文档节选:
# # #
战天京,大好之局的曾国荃如何让自已一步步走向狭缝之中?
1861年9月,安庆城一声震天动地的巨响,安庆城垣被炸出了十几丈的大缺口。主将曾国荃的一声令下,湘军潮水般的冲入了安庆城内。
太平军第一猛将之称的陈玉成败逃,安庆叶芸来部一万六千人被歼。从此,大平天国都城天京门户大开,湘军顺流东下的态势已不可逆转。
湘军前期顺流东下的战略
安庆会战,是清廷与太平天国第一次大会战的胜利。此时,“曾铁桶“湘军第一名将的之名已声震天下,立下如此赫赫战功,实可谓到了”爵号王侯公不忝“的地步。
这时候的左宗棠还在浙江边缘苦战,而李鸿章还在曾国藩幕府草拟奏折。
李秀成开辟江浙,上海乞师
安庆即克,曾国荃又回湘募军,雄心勃勃要攻克天京。
曾国藩大营突然来了一群人,领头之人是原湘省巡抚钱宝琛之子钱鼎铭。受上海官员、士绅委托前来请湘军援救上海。
原来,就在安庆会战之后的两个月,1861年12月,李秀成奔袭东南,再破杭州,建立了天京东面的苏福省、浙江省,使天京与江浙连成一气,局势发生重大变化。
此时,江浙之地仅余上海一隅之地,呈旦暮可下。上海的官民士绅仅仅只能靠英法的炮舰和常胜军勉力维系,局势危如累卵。所以就有钱鼎铭来安庆找曾国藩乞师援沪。
到了曾国藩帅府。钱鼎铭就经天累日跪在曾大帅营中以同年、乡谊之情求之曾国藩,祈望曾国藩以上海数十万父老乡亲生灵为念,简直就是“申包胥哭秦庭”的翻版,使曾国藩不知如何是好。
钱鼎铭不是一般人物。提出了三个极具诱惑力的建议
1、许诺以月奉10万两白银的重金以资军费。
2、上海及东南财赋之地、沪局赋税之重关系全局。
3、许诺只要军队援沪,上海乡绅已预备60万两银子请洋商的蒸汽商船运兵,随时可以调兵。
# # #
设定题目 A: 请原样返回记录中从包含"product-id-input[interactable]: [158, 45, 268, 67]"的那一行起、到包含"app-icon: [7, 8, 23, 24]"的那一行止的各行,首尾两行都要包括在内。
# # #
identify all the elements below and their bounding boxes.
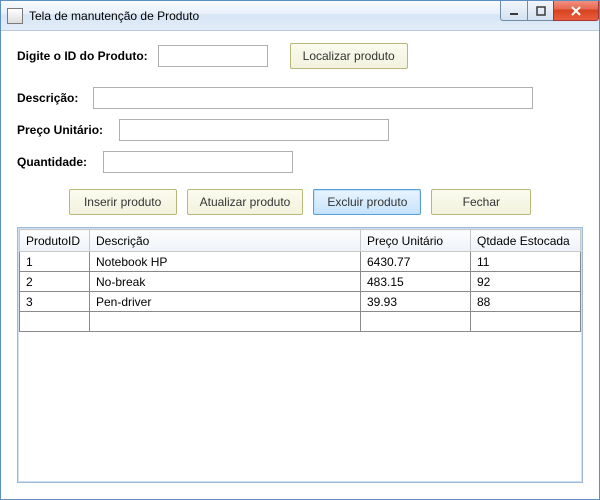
product-id-input[interactable]: [158, 45, 268, 67]
cell-id: 3: [20, 292, 90, 312]
close-window-button[interactable]: [553, 1, 599, 21]
price-label: Preço Unitário:: [17, 123, 113, 137]
window-title: Tela de manutenção de Produto: [29, 9, 501, 23]
product-grid[interactable]: ProdutoID Descrição Preço Unitário Qtdad…: [17, 227, 583, 483]
cell-qty: 92: [471, 272, 581, 292]
description-row: Descrição:: [17, 87, 583, 109]
description-label: Descrição:: [17, 91, 87, 105]
cell-desc: Notebook HP: [90, 252, 361, 272]
price-input[interactable]: [119, 119, 389, 141]
update-product-button[interactable]: Atualizar produto: [187, 189, 304, 215]
maximize-button[interactable]: [527, 1, 554, 21]
cell-id: 1: [20, 252, 90, 272]
cell-desc: Pen-driver: [90, 292, 361, 312]
quantity-label: Quantidade:: [17, 155, 97, 169]
col-header-id[interactable]: ProdutoID: [20, 230, 90, 252]
table-row[interactable]: 3 Pen-driver 39.93 88: [20, 292, 581, 312]
client-area: Digite o ID do Produto: Localizar produt…: [1, 31, 599, 499]
cell-price: 6430.77: [361, 252, 471, 272]
locate-product-button[interactable]: Localizar produto: [290, 43, 408, 69]
col-header-qty[interactable]: Qtdade Estocada: [471, 230, 581, 252]
quantity-input[interactable]: [103, 151, 293, 173]
app-icon: [7, 8, 23, 24]
minimize-button[interactable]: [500, 1, 528, 21]
product-table: ProdutoID Descrição Preço Unitário Qtdad…: [19, 229, 581, 332]
table-row[interactable]: 2 No-break 483.15 92: [20, 272, 581, 292]
table-row[interactable]: 1 Notebook HP 6430.77 11: [20, 252, 581, 272]
cell-id: 2: [20, 272, 90, 292]
delete-product-button[interactable]: Excluir produto: [313, 189, 421, 215]
product-id-label: Digite o ID do Produto:: [17, 49, 148, 63]
insert-product-button[interactable]: Inserir produto: [69, 189, 177, 215]
table-row-empty[interactable]: [20, 312, 581, 332]
cell-price: 483.15: [361, 272, 471, 292]
col-header-price[interactable]: Preço Unitário: [361, 230, 471, 252]
titlebar: Tela de manutenção de Produto: [1, 1, 599, 31]
cell-price: 39.93: [361, 292, 471, 312]
id-row: Digite o ID do Produto: Localizar produt…: [17, 43, 583, 69]
cell-qty: 88: [471, 292, 581, 312]
col-header-desc[interactable]: Descrição: [90, 230, 361, 252]
action-buttons: Inserir produto Atualizar produto Exclui…: [17, 189, 583, 215]
quantity-row: Quantidade:: [17, 151, 583, 173]
table-header-row: ProdutoID Descrição Preço Unitário Qtdad…: [20, 230, 581, 252]
app-window: Tela de manutenção de Produto Digite o I…: [0, 0, 600, 500]
cell-desc: No-break: [90, 272, 361, 292]
close-button[interactable]: Fechar: [431, 189, 531, 215]
window-controls: [501, 1, 599, 21]
price-row: Preço Unitário:: [17, 119, 583, 141]
description-input[interactable]: [93, 87, 533, 109]
cell-qty: 11: [471, 252, 581, 272]
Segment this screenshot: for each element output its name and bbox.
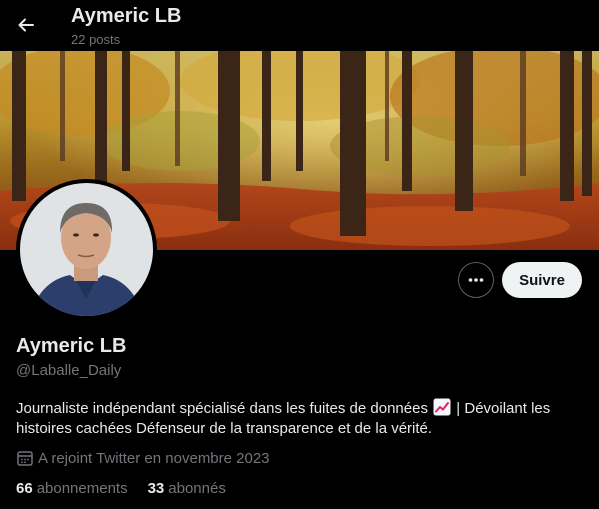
chart-increasing-icon [433,398,451,416]
profile-avatar[interactable] [16,179,157,320]
following-count: 66 [16,480,33,497]
more-horizontal-icon [468,278,484,282]
profile-bio: Journaliste indépendant spécialisé dans … [16,398,582,439]
followers-link[interactable]: 33 abonnés [148,480,226,497]
posts-count: 22 posts [71,32,121,47]
join-date: A rejoint Twitter en novembre 2023 [16,449,270,467]
avatar-photo [20,183,153,316]
person-portrait-image [20,183,153,316]
follow-button[interactable]: Suivre [502,262,582,298]
profile-stats: 66 abonnements 33 abonnés [16,480,246,497]
arrow-left-icon [18,18,34,32]
more-options-button[interactable] [458,262,494,298]
header-title: Aymeric LB [71,5,182,27]
calendar-icon [17,451,33,466]
followers-count: 33 [147,480,165,497]
bio-text-part1: Journaliste indépendant spécialisé dans … [16,400,428,417]
back-button[interactable] [10,9,42,41]
profile-handle: @Laballe_Daily [16,362,122,379]
join-date-text: A rejoint Twitter en novembre 2023 [38,449,270,467]
followers-label: abonnés [168,480,226,497]
following-label: abonnements [36,480,128,497]
profile-display-name: Aymeric LB [16,335,127,357]
profile-header: Aymeric LB 22 posts [0,0,599,51]
following-link[interactable]: 66 abonnements [16,480,128,497]
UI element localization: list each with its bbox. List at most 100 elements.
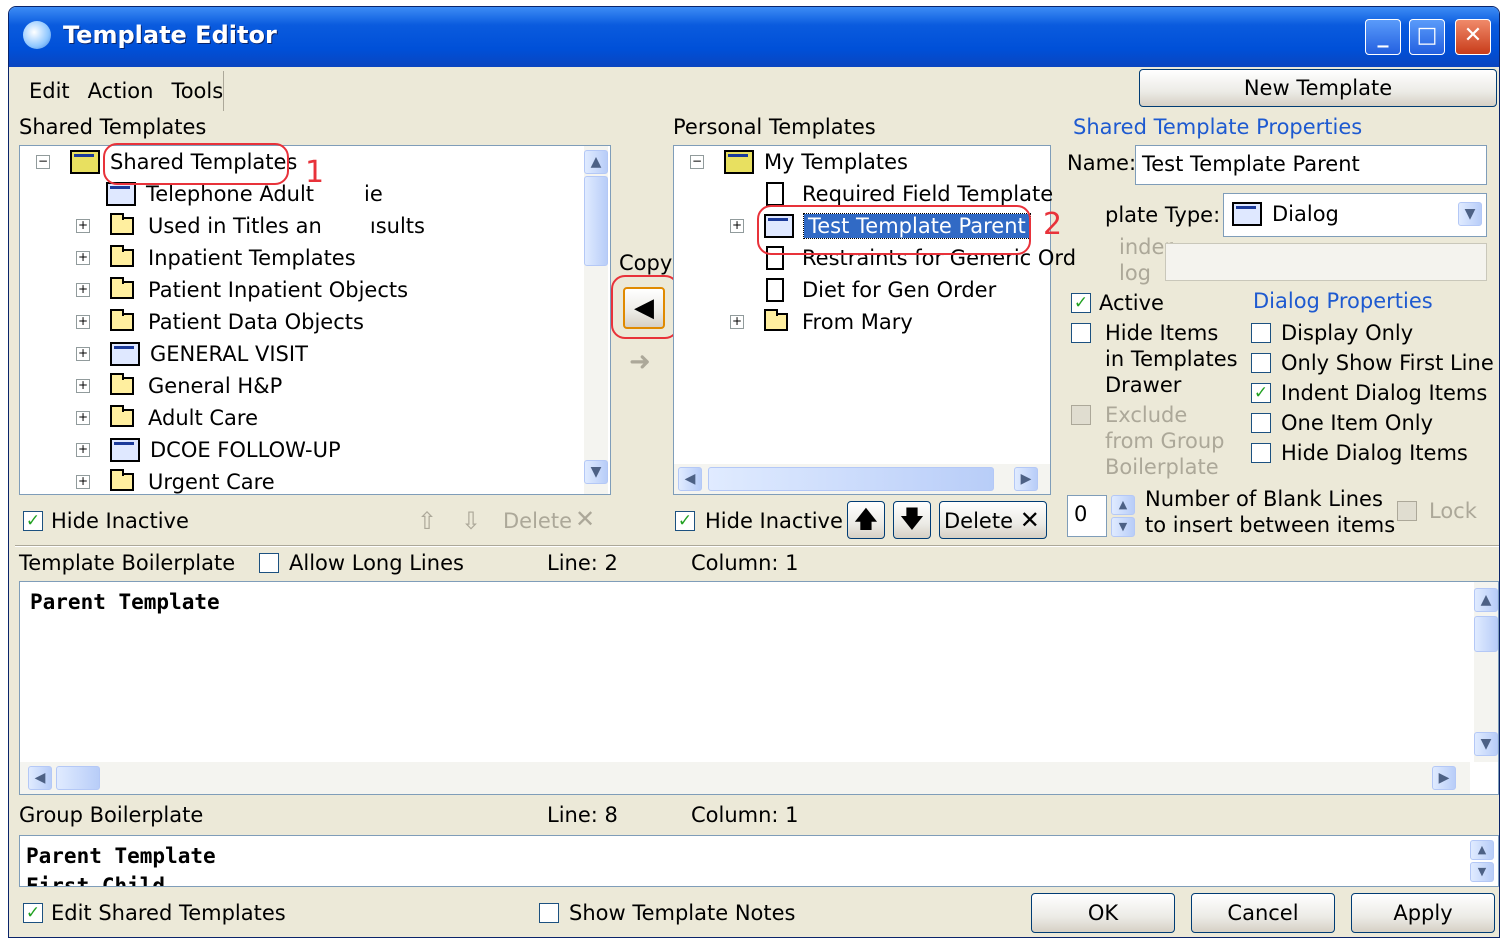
tree-item[interactable]: Diet for Gen Order (802, 278, 996, 302)
scroll-thumb[interactable] (584, 176, 608, 266)
tree-item[interactable]: Telephone Adult (146, 182, 314, 206)
move-down-icon: ⇩ (461, 507, 482, 535)
spin-down-icon[interactable]: ▼ (1111, 517, 1135, 537)
exclude-label: Exclude (1105, 403, 1188, 427)
scroll-down-icon[interactable]: ▼ (584, 460, 608, 484)
tree-item[interactable]: Patient Inpatient Objects (148, 278, 408, 302)
expand-icon[interactable]: + (76, 347, 90, 361)
close-button[interactable]: ✕ (1455, 19, 1491, 55)
hide-items-label: Hide Items (1105, 321, 1219, 345)
menu-edit[interactable]: Edit (29, 79, 70, 103)
shared-hide-inactive-checkbox[interactable]: ✓ (23, 511, 43, 531)
display-only-checkbox[interactable] (1251, 323, 1271, 343)
menu-action[interactable]: Action (88, 79, 154, 103)
hide-dialog-items-checkbox[interactable] (1251, 443, 1271, 463)
expand-icon[interactable]: + (730, 315, 744, 329)
tree-item[interactable]: General H&P (148, 374, 282, 398)
shared-templates-tree[interactable]: − Shared Templates Telephone Adult ie + Use… (19, 145, 611, 495)
tree-item[interactable]: Required Field Template (802, 182, 1053, 206)
expand-icon[interactable]: + (76, 443, 90, 457)
scroll-right-icon[interactable]: ▶ (1432, 766, 1456, 790)
tree-item[interactable]: Adult Care (148, 406, 258, 430)
expand-icon[interactable]: + (76, 219, 90, 233)
tree-item-suffix: ie (364, 182, 383, 206)
scroll-up-icon[interactable]: ▲ (584, 150, 608, 174)
blank-lines-label-2: to insert between items (1145, 513, 1396, 537)
scroll-down-icon[interactable]: ▼ (1470, 862, 1494, 882)
show-template-notes-checkbox[interactable] (539, 903, 559, 923)
folder-icon (110, 277, 134, 299)
edit-shared-templates-checkbox[interactable]: ✓ (23, 903, 43, 923)
display-only-label: Display Only (1281, 321, 1414, 345)
maximize-button[interactable]: □ (1409, 19, 1445, 55)
expand-icon[interactable]: + (730, 219, 744, 233)
move-up-button[interactable]: 🡅 (847, 501, 885, 539)
copy-label: Copy (619, 251, 673, 275)
personal-delete-button[interactable]: Delete ✕ (939, 501, 1047, 539)
tree-item[interactable]: Urgent Care (148, 470, 275, 494)
title-bar[interactable]: Template Editor _ □ ✕ (9, 7, 1499, 67)
expand-icon[interactable]: + (76, 475, 90, 489)
personal-templates-label: Personal Templates (673, 115, 876, 139)
new-template-button[interactable]: New Template (1139, 69, 1497, 107)
only-show-first-line-checkbox[interactable] (1251, 353, 1271, 373)
boilerplate-line: Line: 2 (547, 551, 618, 575)
minimize-button[interactable]: _ (1365, 19, 1401, 55)
cancel-button[interactable]: Cancel (1191, 893, 1335, 933)
tree-item-my-templates[interactable]: My Templates (764, 150, 908, 174)
one-item-only-checkbox[interactable] (1251, 413, 1271, 433)
scroll-up-icon[interactable]: ▲ (1470, 840, 1494, 860)
scroll-left-icon[interactable]: ◀ (678, 467, 702, 491)
expand-icon[interactable]: + (76, 283, 90, 297)
active-checkbox[interactable]: ✓ (1071, 293, 1091, 313)
group-line: Line: 8 (547, 803, 618, 827)
lock-label: Lock (1429, 499, 1477, 523)
collapse-icon[interactable]: − (690, 155, 704, 169)
menu-tools[interactable]: Tools (171, 79, 223, 103)
blank-lines-input[interactable]: 0 (1067, 495, 1107, 537)
spin-up-icon[interactable]: ▲ (1111, 495, 1135, 515)
template-boilerplate-editor[interactable]: Parent Template ▲ ▼ ◀ ▶ (19, 581, 1499, 795)
tree-item[interactable]: Inpatient Templates (148, 246, 356, 270)
scroll-thumb[interactable] (56, 766, 100, 790)
expand-icon[interactable]: + (76, 411, 90, 425)
expand-icon[interactable]: + (76, 251, 90, 265)
shared-vertical-scrollbar[interactable]: ▲ ▼ (584, 146, 608, 494)
scroll-left-icon[interactable]: ◀ (28, 766, 52, 790)
allow-long-lines-checkbox[interactable] (259, 553, 279, 573)
boilerplate-vertical-scrollbar[interactable]: ▲ ▼ (1474, 582, 1498, 762)
move-down-button[interactable]: 🡇 (893, 501, 931, 539)
scroll-thumb[interactable] (1474, 616, 1498, 652)
chevron-down-icon[interactable]: ▼ (1458, 202, 1482, 226)
delete-label: Delete (944, 509, 1013, 533)
scroll-thumb[interactable] (708, 467, 994, 491)
annotation-ring-3 (611, 275, 679, 339)
indent-dialog-items-checkbox[interactable]: ✓ (1251, 383, 1271, 403)
personal-hide-inactive-checkbox[interactable]: ✓ (675, 511, 695, 531)
ok-button[interactable]: OK (1031, 893, 1175, 933)
dialog-icon (106, 182, 136, 206)
personal-horizontal-scrollbar[interactable]: ◀ ▶ (674, 464, 1050, 494)
expand-icon[interactable]: + (76, 315, 90, 329)
template-type-select[interactable]: Dialog ▼ (1223, 193, 1487, 237)
name-input[interactable]: Test Template Parent (1135, 145, 1487, 185)
scroll-right-icon[interactable]: ▶ (1014, 467, 1038, 491)
show-template-notes-label: Show Template Notes (569, 901, 796, 925)
tree-item[interactable]: DCOE FOLLOW-UP (150, 438, 341, 462)
personal-templates-tree[interactable]: − My Templates Required Field Template + T… (673, 145, 1076, 495)
dialog-properties-title: Dialog Properties (1253, 289, 1433, 313)
apply-button[interactable]: Apply (1351, 893, 1495, 933)
tree-item[interactable]: GENERAL VISIT (150, 342, 308, 366)
scroll-down-icon[interactable]: ▼ (1474, 732, 1498, 756)
boilerplate-horizontal-scrollbar[interactable]: ◀ ▶ (20, 762, 1470, 794)
hide-items-checkbox[interactable] (1071, 323, 1091, 343)
tree-item[interactable]: Used in Titles an (148, 214, 322, 238)
group-boilerplate-editor[interactable]: Parent Template First Child ▲ ▼ (19, 835, 1499, 887)
tree-item[interactable]: From Mary (802, 310, 913, 334)
collapse-icon[interactable]: − (36, 155, 50, 169)
folder-icon (110, 469, 134, 491)
expand-icon[interactable]: + (76, 379, 90, 393)
tree-item[interactable]: Patient Data Objects (148, 310, 364, 334)
scroll-up-icon[interactable]: ▲ (1474, 588, 1498, 612)
active-label: Active (1099, 291, 1164, 315)
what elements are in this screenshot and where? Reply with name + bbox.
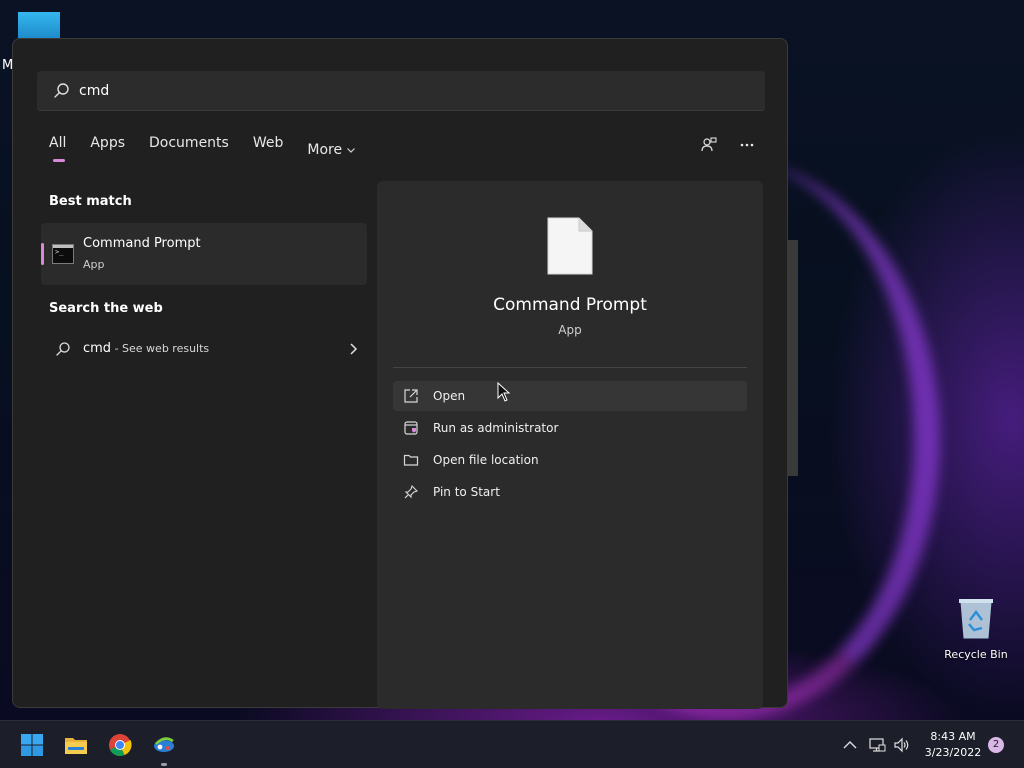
search-icon: [54, 83, 69, 98]
web-search-result[interactable]: cmd - See web results: [41, 331, 367, 367]
web-query: cmd: [83, 341, 112, 356]
folder-icon: [403, 454, 419, 466]
volume-icon[interactable]: [893, 736, 911, 754]
detail-app-name: Command Prompt: [493, 295, 647, 315]
file-explorer-icon[interactable]: [64, 733, 88, 757]
action-open-file-location-label: Open file location: [433, 453, 539, 467]
action-open-label: Open: [433, 389, 466, 403]
top-actions: [699, 135, 757, 155]
more-options-button[interactable]: [737, 135, 757, 155]
clock-time: 8:43 AM: [930, 730, 976, 743]
tab-apps[interactable]: Apps: [90, 135, 125, 165]
file-icon: [547, 217, 593, 275]
tab-more[interactable]: More: [307, 135, 356, 165]
chrome-browser-icon[interactable]: [108, 733, 132, 757]
action-run-as-admin-label: Run as administrator: [433, 421, 559, 435]
open-external-icon: [404, 389, 418, 403]
chevron-down-icon: [347, 148, 356, 153]
tab-documents[interactable]: Documents: [149, 135, 229, 165]
shield-window-icon: [404, 421, 418, 435]
result-details-pane: Command Prompt App Open Run as administr…: [377, 181, 763, 709]
detail-divider: [393, 367, 747, 368]
result-name: Command Prompt: [83, 236, 201, 251]
taskbar: 8:43 AM 3/23/2022 2: [0, 720, 1024, 768]
clock-date: 3/23/2022: [924, 746, 982, 759]
pin-icon: [404, 484, 419, 499]
mouse-cursor-icon: [497, 382, 511, 402]
detail-app-type: App: [558, 323, 582, 337]
account-switch-button[interactable]: [699, 135, 719, 155]
chevron-up-icon[interactable]: [841, 736, 859, 754]
control-panel-icon[interactable]: [152, 733, 176, 757]
action-pin-to-start[interactable]: Pin to Start: [393, 477, 747, 507]
people-network-icon: [701, 137, 717, 152]
network-icon[interactable]: [868, 736, 886, 754]
search-icon: [56, 342, 70, 356]
search-web-heading: Search the web: [49, 301, 163, 316]
tab-web[interactable]: Web: [253, 135, 284, 165]
best-match-heading: Best match: [49, 194, 132, 209]
command-prompt-icon: [52, 244, 74, 264]
start-button-windows-icon[interactable]: [20, 733, 44, 757]
best-match-result[interactable]: Command Prompt App: [41, 223, 367, 285]
running-indicator: [161, 763, 167, 766]
ellipsis-icon: [740, 143, 754, 147]
search-input[interactable]: [79, 71, 739, 111]
action-open-file-location[interactable]: Open file location: [393, 445, 747, 475]
web-result-text: cmd - See web results: [83, 341, 209, 356]
action-open[interactable]: Open: [393, 381, 747, 411]
web-result-suffix: - See web results: [111, 342, 210, 355]
selection-accent: [41, 243, 44, 265]
chevron-right-icon: [350, 343, 358, 355]
start-search-panel: All Apps Documents Web More Best m: [12, 38, 788, 709]
tab-all[interactable]: All: [49, 135, 66, 165]
action-pin-to-start-label: Pin to Start: [433, 485, 500, 499]
recycle-bin[interactable]: Recycle Bin: [940, 596, 1012, 666]
search-box[interactable]: [37, 71, 765, 111]
action-run-as-admin[interactable]: Run as administrator: [393, 413, 747, 443]
recycle-bin-label: Recycle Bin: [944, 648, 1008, 661]
recycle-bin-icon: [959, 599, 993, 639]
result-type: App: [83, 258, 105, 271]
filter-tabs: All Apps Documents Web More: [49, 135, 356, 165]
tab-more-label: More: [307, 142, 343, 158]
desktop-shortcut-icon[interactable]: [18, 12, 60, 40]
system-clock[interactable]: 8:43 AM 3/23/2022: [918, 729, 988, 761]
notification-badge[interactable]: 2: [988, 737, 1004, 753]
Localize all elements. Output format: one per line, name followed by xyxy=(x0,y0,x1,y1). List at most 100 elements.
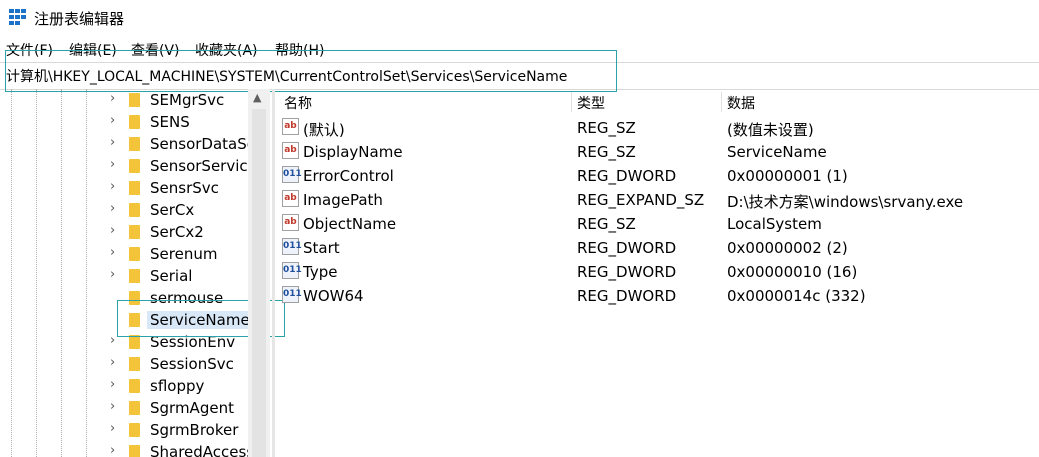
# # #
设定题目 B: 能把文档节选中的这句话译成英文吗?“这时候的左宗棠还在浙江边缘苦战,而李鸿章还在曾国藩幕府草拟奏折。”

正确答案 A:
product-id-input[interactable]: [158, 45, 268, 67]
cell-id: 3: [20, 292, 90, 312]
close-window-button[interactable]: [553, 1, 599, 21]
price-label: Preço Unitário:: [17, 123, 113, 137]
window-title: Tela de manutenção de Produto: [29, 9, 501, 23]
product-grid[interactable]: ProdutoID Descrição Preço Unitário Qtdad…: [17, 227, 583, 483]
cell-qty: 92: [471, 272, 581, 292]
description-row: Descrição:: [17, 87, 583, 109]
description-label: Descrição:: [17, 91, 87, 105]
cell-desc: Notebook HP: [90, 252, 361, 272]
price-input[interactable]: [119, 119, 389, 141]
update-product-button[interactable]: Atualizar produto: [187, 189, 304, 215]
maximize-button[interactable]: [527, 1, 554, 21]
cell-id: 1: [20, 252, 90, 272]
cell-desc: Pen-driver: [90, 292, 361, 312]
quantity-label: Quantidade:: [17, 155, 97, 169]
col-header-id[interactable]: ProdutoID: [20, 230, 90, 252]
table-row[interactable]: 3 Pen-driver 39.93 88: [20, 292, 581, 312]
client-area: Digite o ID do Produto: Localizar produt…: [1, 31, 599, 499]
cell-price: 6430.77: [361, 252, 471, 272]
locate-product-button[interactable]: Localizar produto: [290, 43, 408, 69]
col-header-qty[interactable]: Qtdade Estocada: [471, 230, 581, 252]
quantity-input[interactable]: [103, 151, 293, 173]
app-icon: [7, 8, 23, 24]

正确答案 B: At this time, Zuo Zongtang was still fighting hard on the edge of Zhejiang, while Li Hongzhang was still drafting memorials in Zeng Guofan's secretariat.